● **Material supplied**:
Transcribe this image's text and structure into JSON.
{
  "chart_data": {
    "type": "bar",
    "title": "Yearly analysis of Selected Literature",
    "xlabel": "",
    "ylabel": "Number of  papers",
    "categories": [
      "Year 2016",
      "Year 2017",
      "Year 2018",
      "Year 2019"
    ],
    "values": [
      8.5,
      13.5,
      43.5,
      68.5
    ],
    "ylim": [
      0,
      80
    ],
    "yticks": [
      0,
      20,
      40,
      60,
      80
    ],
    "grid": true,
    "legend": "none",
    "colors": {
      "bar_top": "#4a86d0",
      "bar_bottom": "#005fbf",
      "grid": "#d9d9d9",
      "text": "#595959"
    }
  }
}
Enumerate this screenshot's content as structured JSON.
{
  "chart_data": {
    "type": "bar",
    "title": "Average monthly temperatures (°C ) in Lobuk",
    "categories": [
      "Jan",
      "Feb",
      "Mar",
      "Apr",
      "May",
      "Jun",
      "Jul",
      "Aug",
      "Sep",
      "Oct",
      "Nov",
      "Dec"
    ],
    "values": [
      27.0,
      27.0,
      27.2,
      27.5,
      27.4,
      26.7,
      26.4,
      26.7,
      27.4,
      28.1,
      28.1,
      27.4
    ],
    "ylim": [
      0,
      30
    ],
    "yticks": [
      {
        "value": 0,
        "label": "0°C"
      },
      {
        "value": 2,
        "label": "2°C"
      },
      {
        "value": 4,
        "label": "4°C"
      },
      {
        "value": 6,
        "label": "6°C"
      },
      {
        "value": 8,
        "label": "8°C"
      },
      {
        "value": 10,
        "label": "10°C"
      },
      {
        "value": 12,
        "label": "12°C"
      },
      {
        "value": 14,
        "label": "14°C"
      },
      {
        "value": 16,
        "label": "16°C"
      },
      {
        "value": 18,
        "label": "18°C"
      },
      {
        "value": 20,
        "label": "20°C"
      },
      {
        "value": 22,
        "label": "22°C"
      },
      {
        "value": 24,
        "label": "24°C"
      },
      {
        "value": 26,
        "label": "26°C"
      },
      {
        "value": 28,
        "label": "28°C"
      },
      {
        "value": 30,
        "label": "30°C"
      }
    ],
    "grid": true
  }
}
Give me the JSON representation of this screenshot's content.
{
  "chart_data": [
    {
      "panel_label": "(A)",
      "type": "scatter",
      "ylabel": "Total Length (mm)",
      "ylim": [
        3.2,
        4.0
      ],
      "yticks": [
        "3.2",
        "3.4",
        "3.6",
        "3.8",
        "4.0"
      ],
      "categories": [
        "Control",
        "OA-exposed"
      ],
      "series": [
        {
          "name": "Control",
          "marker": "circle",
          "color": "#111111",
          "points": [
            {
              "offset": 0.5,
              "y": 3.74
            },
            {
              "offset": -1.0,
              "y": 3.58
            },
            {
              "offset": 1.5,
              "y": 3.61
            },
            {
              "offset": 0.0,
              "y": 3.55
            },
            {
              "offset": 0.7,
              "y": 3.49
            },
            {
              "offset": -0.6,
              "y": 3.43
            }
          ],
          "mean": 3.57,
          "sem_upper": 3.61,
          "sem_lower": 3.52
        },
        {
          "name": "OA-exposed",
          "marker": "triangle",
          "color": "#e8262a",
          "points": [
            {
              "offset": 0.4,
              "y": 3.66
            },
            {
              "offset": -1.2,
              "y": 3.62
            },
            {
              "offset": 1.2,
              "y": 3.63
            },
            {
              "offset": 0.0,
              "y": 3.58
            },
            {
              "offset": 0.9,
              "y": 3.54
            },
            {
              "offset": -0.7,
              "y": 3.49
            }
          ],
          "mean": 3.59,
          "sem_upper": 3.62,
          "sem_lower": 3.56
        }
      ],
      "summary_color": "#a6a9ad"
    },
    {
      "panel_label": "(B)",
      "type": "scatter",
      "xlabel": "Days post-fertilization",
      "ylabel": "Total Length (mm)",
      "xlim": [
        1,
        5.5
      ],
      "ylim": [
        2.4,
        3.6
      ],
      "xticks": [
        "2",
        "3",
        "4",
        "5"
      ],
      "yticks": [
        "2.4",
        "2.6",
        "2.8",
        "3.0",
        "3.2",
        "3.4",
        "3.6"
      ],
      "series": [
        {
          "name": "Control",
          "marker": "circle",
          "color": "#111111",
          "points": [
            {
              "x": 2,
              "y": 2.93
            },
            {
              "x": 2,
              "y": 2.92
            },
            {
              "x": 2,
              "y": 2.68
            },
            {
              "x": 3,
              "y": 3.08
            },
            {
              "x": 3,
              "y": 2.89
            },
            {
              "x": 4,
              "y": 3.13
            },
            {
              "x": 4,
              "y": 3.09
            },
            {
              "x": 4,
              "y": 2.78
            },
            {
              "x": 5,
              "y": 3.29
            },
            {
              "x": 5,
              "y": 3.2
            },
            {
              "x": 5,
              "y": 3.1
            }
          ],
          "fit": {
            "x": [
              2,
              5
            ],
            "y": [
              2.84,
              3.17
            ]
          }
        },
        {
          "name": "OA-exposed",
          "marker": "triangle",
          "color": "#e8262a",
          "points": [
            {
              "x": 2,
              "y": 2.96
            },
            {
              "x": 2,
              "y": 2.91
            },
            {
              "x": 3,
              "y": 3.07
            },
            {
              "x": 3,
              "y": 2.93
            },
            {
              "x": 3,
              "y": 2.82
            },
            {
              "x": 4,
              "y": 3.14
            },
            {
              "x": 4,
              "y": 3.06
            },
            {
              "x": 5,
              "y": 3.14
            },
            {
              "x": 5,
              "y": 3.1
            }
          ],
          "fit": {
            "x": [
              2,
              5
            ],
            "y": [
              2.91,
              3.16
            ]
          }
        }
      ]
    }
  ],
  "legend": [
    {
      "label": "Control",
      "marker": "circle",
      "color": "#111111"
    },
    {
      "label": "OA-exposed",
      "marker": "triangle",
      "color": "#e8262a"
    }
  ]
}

● **Exercise objective**:
Your task is to reproduce all of the records exactly.

● **The response**:
Transcribe this image's text and structure into JSON.
{
  "chart_data": {
    "type": "bar",
    "title": "Yearly analysis of Selected Literature",
    "xlabel": "",
    "ylabel": "Number of  papers",
    "categories": [
      "Year 2016",
      "Year 2017",
      "Year 2018",
      "Year 2019"
    ],
    "values": [
      8.5,
      13.5,
      43.5,
      68.5
    ],
    "ylim": [
      0,
      80
    ],
    "yticks": [
      0,
      20,
      40,
      60,
      80
    ],
    "grid": true,
    "legend": "none",
    "colors": {
      "bar_top": "#4a86d0",
      "bar_bottom": "#005fbf",
      "grid": "#d9d9d9",
      "text": "#595959"
    }
  }
}
Enumerate this screenshot's content as structured JSON.
{
  "chart_data": {
    "type": "bar",
    "title": "Average monthly temperatures (°C ) in Lobuk",
    "categories": [
      "Jan",
      "Feb",
      "Mar",
      "Apr",
      "May",
      "Jun",
      "Jul",
      "Aug",
      "Sep",
      "Oct",
      "Nov",
      "Dec"
    ],
    "values": [
      27.0,
      27.0,
      27.2,
      27.5,
      27.4,
      26.7,
      26.4,
      26.7,
      27.4,
      28.1,
      28.1,
      27.4
    ],
    "ylim": [
      0,
      30
    ],
    "yticks": [
      {
        "value": 0,
        "label": "0°C"
      },
      {
        "value": 2,
        "label": "2°C"
      },
      {
        "value": 4,
        "label": "4°C"
      },
      {
        "value": 6,
        "label": "6°C"
      },
      {
        "value": 8,
        "label": "8°C"
      },
      {
        "value": 10,
        "label": "10°C"
      },
      {
        "value": 12,
        "label": "12°C"
      },
      {
        "value": 14,
        "label": "14°C"
      },
      {
        "value": 16,
        "label": "16°C"
      },
      {
        "value": 18,
        "label": "18°C"
      },
      {
        "value": 20,
        "label": "20°C"
      },
      {
        "value": 22,
        "label": "22°C"
      },
      {
        "value": 24,
        "label": "24°C"
      },
      {
        "value": 26,
        "label": "26°C"
      },
      {
        "value": 28,
        "label": "28°C"
      },
      {
        "value": 30,
        "label": "30°C"
      }
    ],
    "grid": true
  }
}
Give me the JSON representation of this screenshot's content.
{
  "chart_data": [
    {
      "panel_label": "(A)",
      "type": "scatter",
      "ylabel": "Total Length (mm)",
      "ylim": [
        3.2,
        4.0
      ],
      "yticks": [
        "3.2",
        "3.4",
        "3.6",
        "3.8",
        "4.0"
      ],
      "categories": [
        "Control",
        "OA-exposed"
      ],
      "series": [
        {
          "name": "Control",
          "marker": "circle",
          "color": "#111111",
          "points": [
            {
              "offset": 0.5,
              "y": 3.74
            },
            {
              "offset": -1.0,
              "y": 3.58
            },
            {
              "offset": 1.5,
              "y": 3.61
            },
            {
              "offset": 0.0,
              "y": 3.55
            },
            {
              "offset": 0.7,
              "y": 3.49
            },
            {
              "offset": -0.6,
              "y": 3.43
            }
          ],
          "mean": 3.57,
          "sem_upper": 3.61,
          "sem_lower": 3.52
        },
        {
          "name": "OA-exposed",
          "marker": "triangle",
          "color": "#e8262a",
          "points": [
            {
              "offset": 0.4,
              "y": 3.66
            },
            {
              "offset": -1.2,
              "y": 3.62
            },
            {
              "offset": 1.2,
              "y": 3.63
            },
            {
              "offset": 0.0,
              "y": 3.58
            },
            {
              "offset": 0.9,
              "y": 3.54
            },
            {
              "offset": -0.7,
              "y": 3.49
            }
          ],
          "mean": 3.59,
          "sem_upper": 3.62,
          "sem_lower": 3.56
        }
      ],
      "summary_color": "#a6a9ad"
    },
    {
      "panel_label": "(B)",
      "type": "scatter",
      "xlabel": "Days post-fertilization",
      "ylabel": "Total Length (mm)",
      "xlim": [
        1,
        5.5
      ],
      "ylim": [
        2.4,
        3.6
      ],
      "xticks": [
        "2",
        "3",
        "4",
        "5"
      ],
      "yticks": [
        "2.4",
        "2.6",
        "2.8",
        "3.0",
        "3.2",
        "3.4",
        "3.6"
      ],
      "series": [
        {
          "name": "Control",
          "marker": "circle",
          "color": "#111111",
          "points": [
            {
              "x": 2,
              "y": 2.93
            },
            {
              "x": 2,
              "y": 2.92
            },
            {
              "x": 2,
              "y": 2.68
            },
            {
              "x": 3,
              "y": 3.08
            },
            {
              "x": 3,
              "y": 2.89
            },
            {
              "x": 4,
              "y": 3.13
            },
            {
              "x": 4,
              "y": 3.09
            },
            {
              "x": 4,
              "y": 2.78
            },
            {
              "x": 5,
              "y": 3.29
            },
            {
              "x": 5,
              "y": 3.2
            },
            {
              "x": 5,
              "y": 3.1
            }
          ],
          "fit": {
            "x": [
              2,
              5
            ],
            "y": [
              2.84,
              3.17
            ]
          }
        },
        {
          "name": "OA-exposed",
          "marker": "triangle",
          "color": "#e8262a",
          "points": [
            {
              "x": 2,
              "y": 2.96
            },
            {
              "x": 2,
              "y": 2.91
            },
            {
              "x": 3,
              "y": 3.07
            },
            {
              "x": 3,
              "y": 2.93
            },
            {
              "x": 3,
              "y": 2.82
            },
            {
              "x": 4,
              "y": 3.14
            },
            {
              "x": 4,
              "y": 3.06
            },
            {
              "x": 5,
              "y": 3.14
            },
            {
              "x": 5,
              "y": 3.1
            }
          ],
          "fit": {
            "x": [
              2,
              5
            ],
            "y": [
              2.91,
              3.16
            ]
          }
        }
      ]
    }
  ],
  "legend": [
    {
      "label": "Control",
      "marker": "circle",
      "color": "#111111"
    },
    {
      "label": "OA-exposed",
      "marker": "triangle",
      "color": "#e8262a"
    }
  ]
}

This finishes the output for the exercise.